• _Set problem_
Return all of the lines below exactly as they are.
[start]
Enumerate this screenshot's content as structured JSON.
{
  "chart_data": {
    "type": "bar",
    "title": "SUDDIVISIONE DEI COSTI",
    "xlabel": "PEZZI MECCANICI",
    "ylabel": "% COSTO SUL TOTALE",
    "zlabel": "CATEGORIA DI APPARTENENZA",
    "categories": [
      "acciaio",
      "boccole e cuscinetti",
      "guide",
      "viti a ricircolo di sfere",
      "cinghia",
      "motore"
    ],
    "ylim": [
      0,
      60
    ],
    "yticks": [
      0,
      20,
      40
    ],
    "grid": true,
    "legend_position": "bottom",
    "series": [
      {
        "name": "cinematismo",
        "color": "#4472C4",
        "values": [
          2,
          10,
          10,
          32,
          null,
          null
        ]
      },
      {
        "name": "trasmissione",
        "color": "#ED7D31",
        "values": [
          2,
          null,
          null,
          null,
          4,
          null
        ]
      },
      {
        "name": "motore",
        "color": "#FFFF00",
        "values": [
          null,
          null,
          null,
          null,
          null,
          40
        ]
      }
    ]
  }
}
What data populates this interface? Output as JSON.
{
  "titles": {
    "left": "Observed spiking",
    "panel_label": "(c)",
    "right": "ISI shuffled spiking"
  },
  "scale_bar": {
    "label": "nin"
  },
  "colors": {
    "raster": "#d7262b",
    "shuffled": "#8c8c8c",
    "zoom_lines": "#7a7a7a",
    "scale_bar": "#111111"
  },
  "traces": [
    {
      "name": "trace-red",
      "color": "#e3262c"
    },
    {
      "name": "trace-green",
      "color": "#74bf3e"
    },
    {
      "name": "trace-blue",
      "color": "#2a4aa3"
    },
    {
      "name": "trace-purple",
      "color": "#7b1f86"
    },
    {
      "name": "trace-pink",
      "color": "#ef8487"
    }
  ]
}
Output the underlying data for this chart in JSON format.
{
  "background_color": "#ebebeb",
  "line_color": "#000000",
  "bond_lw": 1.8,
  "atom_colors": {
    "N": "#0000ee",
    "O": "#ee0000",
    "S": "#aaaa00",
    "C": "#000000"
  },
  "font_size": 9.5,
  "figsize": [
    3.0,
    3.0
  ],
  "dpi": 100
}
[end]
• _Complete output_
Enumerate this screenshot's content as structured JSON.
{
  "chart_data": {
    "type": "bar",
    "title": "SUDDIVISIONE DEI COSTI",
    "xlabel": "PEZZI MECCANICI",
    "ylabel": "% COSTO SUL TOTALE",
    "zlabel": "CATEGORIA DI APPARTENENZA",
    "categories": [
      "acciaio",
      "boccole e cuscinetti",
      "guide",
      "viti a ricircolo di sfere",
      "cinghia",
      "motore"
    ],
    "ylim": [
      0,
      60
    ],
    "yticks": [
      0,
      20,
      40
    ],
    "grid": true,
    "legend_position": "bottom",
    "series": [
      {
        "name": "cinematismo",
        "color": "#4472C4",
        "values": [
          2,
          10,
          10,
          32,
          null,
          null
        ]
      },
      {
        "name": "trasmissione",
        "color": "#ED7D31",
        "values": [
          2,
          null,
          null,
          null,
          4,
          null
        ]
      },
      {
        "name": "motore",
        "color": "#FFFF00",
        "values": [
          null,
          null,
          null,
          null,
          null,
          40
        ]
      }
    ]
  }
}
What data populates this interface? Output as JSON.
{
  "titles": {
    "left": "Observed spiking",
    "panel_label": "(c)",
    "right": "ISI shuffled spiking"
  },
  "scale_bar": {
    "label": "nin"
  },
  "colors": {
    "raster": "#d7262b",
    "shuffled": "#8c8c8c",
    "zoom_lines": "#7a7a7a",
    "scale_bar": "#111111"
  },
  "traces": [
    {
      "name": "trace-red",
      "color": "#e3262c"
    },
    {
      "name": "trace-green",
      "color": "#74bf3e"
    },
    {
      "name": "trace-blue",
      "color": "#2a4aa3"
    },
    {
      "name": "trace-purple",
      "color": "#7b1f86"
    },
    {
      "name": "trace-pink",
      "color": "#ef8487"
    }
  ]
}
Output the underlying data for this chart in JSON format.
{
  "background_color": "#ebebeb",
  "line_color": "#000000",
  "bond_lw": 1.8,
  "atom_colors": {
    "N": "#0000ee",
    "O": "#ee0000",
    "S": "#aaaa00",
    "C": "#000000"
  },
  "font_size": 9.5,
  "figsize": [
    3.0,
    3.0
  ],
  "dpi": 100
}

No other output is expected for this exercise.